• **THE TASK**: Restate the full listing word for word and leave the pictures out.

──────

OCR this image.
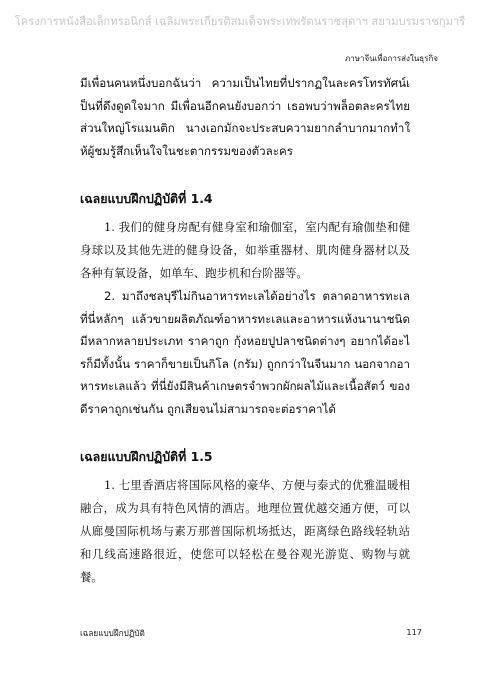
โครงการหนังสือเล็กทรอนิกส์ เฉลิมพระเกียรติสมเด็จพระเทพรัตนราชสุดาฯ สยามบรมราชกุมารี
ภาษาจีนเพื่อการส่งในธุรกิจ

มีเพื่อนคนหนึ่งบอกฉันว่า ความเป็นไทยที่ปรากฏในละครโทรทัศน์เป็นที่ดึงดูดใจมาก มีเพื่อนอีกคนยังบอกว่า เธอพบว่าพล็อตละครไทยส่วนใหญ่โรแมนติก นางเอกมักจะประสบความยากลำบากมากทำให้ผู้ชมรู้สึกเห็นใจในชะตากรรมของตัวละคร

เฉลยแบบฝึกปฏิบัติที่ 1.4

1. 我们的健身房配有健身室和瑜伽室，室内配有瑜伽垫和健身球以及其他先进的健身设备，如举重器材、肌肉健身器材以及各种有氧设备，如单车、跑步机和台阶器等。

2. มาถึงชลบุรีไม่กินอาหารทะเลได้อย่างไร ตลาดอาหารทะเลที่นี่หลักๆ แล้วขายผลิตภัณฑ์อาหารทะเลและอาหารแห้งนานาชนิด มีหลากหลายประเภท ราคาถูก กุ้งหอยปูปลาชนิดต่างๆ อยากได้อะไรก็มีทั้งนั้น ราคาก็ขายเป็นกิโล (กรัม) ถูกกว่าในจีนมาก นอกจากอาหารทะเลแล้ว ที่นี่ยังมีสินค้าเกษตรจำพวกผักผลไม้และเนื้อสัตว์ ของดีราคาถูกเช่นกัน ถูกเสียจนไม่สามารถจะต่อราคาได้

เฉลยแบบฝึกปฏิบัติที่ 1.5

1. 七里香酒店将国际风格的豪华、方便与泰式的优雅温暖相融合，成为具有特色风情的酒店。地理位置优越交通方便，可以从廊曼国际机场与素万那普国际机场抵达，距离绿色路线轻轨站和几线高速路很近，使您可以轻松在曼谷观光游览、购物与就餐。

เฉลยแบบฝึกปฏิบัติ	117
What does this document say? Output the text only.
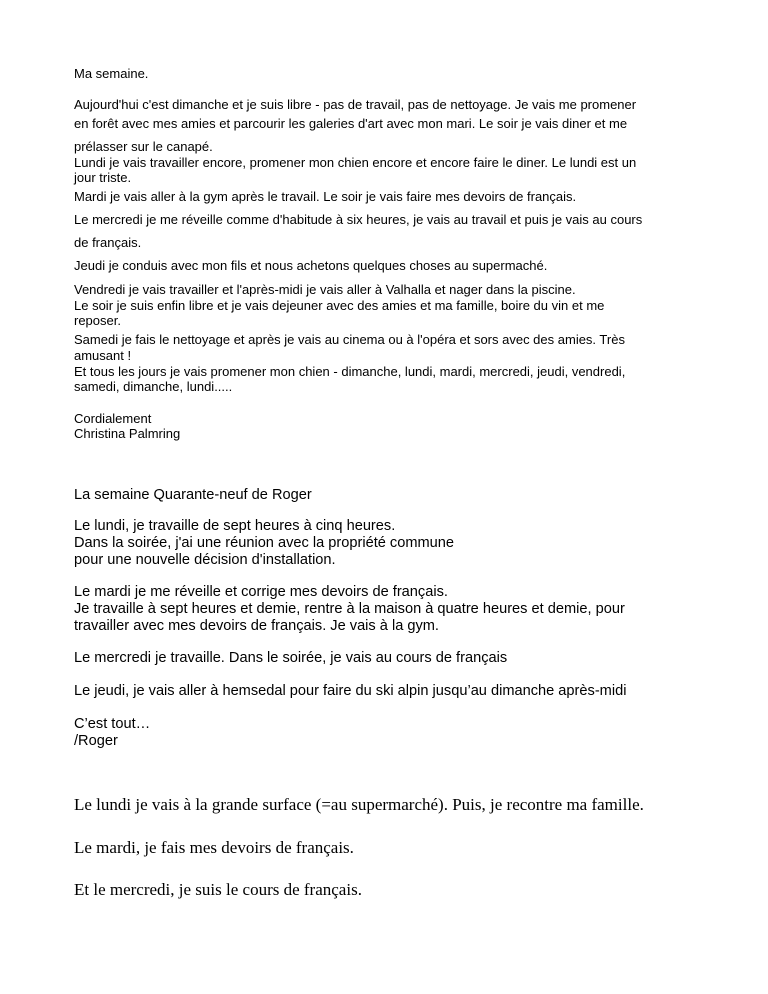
Ma semaine.

Aujourd'hui c'est dimanche et je suis libre - pas de travail, pas de nettoyage. Je vais me promener
en forêt avec mes amies et parcourir les galeries d'art avec mon mari. Le soir je vais diner et me
prélasser sur le canapé.

Lundi je vais travailler encore, promener mon chien encore et encore faire le diner. Le lundi est un
jour triste.

Mardi je vais aller à la gym après le travail. Le soir je vais faire mes devoirs de français.

Le mercredi je me réveille comme d'habitude à six heures, je vais au travail et puis je vais au cours
de français.

Jeudi je conduis avec mon fils et nous achetons quelques choses au supermaché.

Vendredi je vais travailler et l'après-midi je vais aller à Valhalla et nager dans la piscine.

Le soir je suis enfin libre et je vais dejeuner avec des amies et ma famille, boire du vin et me
reposer.

Samedi je fais le nettoyage et après je vais au cinema ou à l'opéra et sors avec des amies. Très
amusant !

Et tous les jours je vais promener mon chien - dimanche, lundi, mardi, mercredi, jeudi, vendredi,
samedi, dimanche, lundi.....

Cordialement
Christina Palmring

La semaine Quarante-neuf de Roger

Le lundi, je travaille de sept heures à cinq heures.
Dans la soirée, j'ai une réunion avec la propriété commune
pour une nouvelle décision d'installation.

Le mardi je me réveille et corrige mes devoirs de français.
Je travaille à sept heures et demie, rentre à la maison à quatre heures et demie, pour
travailler avec mes devoirs de français. Je vais à la gym.

Le mercredi je travaille. Dans le soirée, je vais au cours de français

Le jeudi, je vais aller à hemsedal pour faire du ski alpin jusqu’au dimanche après-midi

C’est tout…
/Roger

Le lundi je vais à la grande surface (=au supermarché). Puis, je recontre ma famille.

Le mardi, je fais mes devoirs de français.

Et le mercredi, je suis le cours de français.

──────

• **FINISHED ANSWER**:
OCR this image.
โครงการหนังสือเล็กทรอนิกส์ เฉลิมพระเกียรติสมเด็จพระเทพรัตนราชสุดาฯ สยามบรมราชกุมารี
ภาษาจีนเพื่อการส่งในธุรกิจ

มีเพื่อนคนหนึ่งบอกฉันว่า ความเป็นไทยที่ปรากฏในละครโทรทัศน์เป็นที่ดึงดูดใจมาก มีเพื่อนอีกคนยังบอกว่า เธอพบว่าพล็อตละครไทยส่วนใหญ่โรแมนติก นางเอกมักจะประสบความยากลำบากมากทำให้ผู้ชมรู้สึกเห็นใจในชะตากรรมของตัวละคร

เฉลยแบบฝึกปฏิบัติที่ 1.4

1. 我们的健身房配有健身室和瑜伽室，室内配有瑜伽垫和健身球以及其他先进的健身设备，如举重器材、肌肉健身器材以及各种有氧设备，如单车、跑步机和台阶器等。

2. มาถึงชลบุรีไม่กินอาหารทะเลได้อย่างไร ตลาดอาหารทะเลที่นี่หลักๆ แล้วขายผลิตภัณฑ์อาหารทะเลและอาหารแห้งนานาชนิด มีหลากหลายประเภท ราคาถูก กุ้งหอยปูปลาชนิดต่างๆ อยากได้อะไรก็มีทั้งนั้น ราคาก็ขายเป็นกิโล (กรัม) ถูกกว่าในจีนมาก นอกจากอาหารทะเลแล้ว ที่นี่ยังมีสินค้าเกษตรจำพวกผักผลไม้และเนื้อสัตว์ ของดีราคาถูกเช่นกัน ถูกเสียจนไม่สามารถจะต่อราคาได้

เฉลยแบบฝึกปฏิบัติที่ 1.5

1. 七里香酒店将国际风格的豪华、方便与泰式的优雅温暖相融合，成为具有特色风情的酒店。地理位置优越交通方便，可以从廊曼国际机场与素万那普国际机场抵达，距离绿色路线轻轨站和几线高速路很近，使您可以轻松在曼谷观光游览、购物与就餐。

เฉลยแบบฝึกปฏิบัติ	117
What does this document say? Output the text only.
Ma semaine.

Aujourd'hui c'est dimanche et je suis libre - pas de travail, pas de nettoyage. Je vais me promener
en forêt avec mes amies et parcourir les galeries d'art avec mon mari. Le soir je vais diner et me
prélasser sur le canapé.

Lundi je vais travailler encore, promener mon chien encore et encore faire le diner. Le lundi est un
jour triste.

Mardi je vais aller à la gym après le travail. Le soir je vais faire mes devoirs de français.

Le mercredi je me réveille comme d'habitude à six heures, je vais au travail et puis je vais au cours
de français.

Jeudi je conduis avec mon fils et nous achetons quelques choses au supermaché.

Vendredi je vais travailler et l'après-midi je vais aller à Valhalla et nager dans la piscine.

Le soir je suis enfin libre et je vais dejeuner avec des amies et ma famille, boire du vin et me
reposer.

Samedi je fais le nettoyage et après je vais au cinema ou à l'opéra et sors avec des amies. Très
amusant !

Et tous les jours je vais promener mon chien - dimanche, lundi, mardi, mercredi, jeudi, vendredi,
samedi, dimanche, lundi.....

Cordialement
Christina Palmring

La semaine Quarante-neuf de Roger

Le lundi, je travaille de sept heures à cinq heures.
Dans la soirée, j'ai une réunion avec la propriété commune
pour une nouvelle décision d'installation.

Le mardi je me réveille et corrige mes devoirs de français.
Je travaille à sept heures et demie, rentre à la maison à quatre heures et demie, pour
travailler avec mes devoirs de français. Je vais à la gym.

Le mercredi je travaille. Dans le soirée, je vais au cours de français

Le jeudi, je vais aller à hemsedal pour faire du ski alpin jusqu’au dimanche après-midi

C’est tout…
/Roger

Le lundi je vais à la grande surface (=au supermarché). Puis, je recontre ma famille.

Le mardi, je fais mes devoirs de français.

Et le mercredi, je suis le cours de français.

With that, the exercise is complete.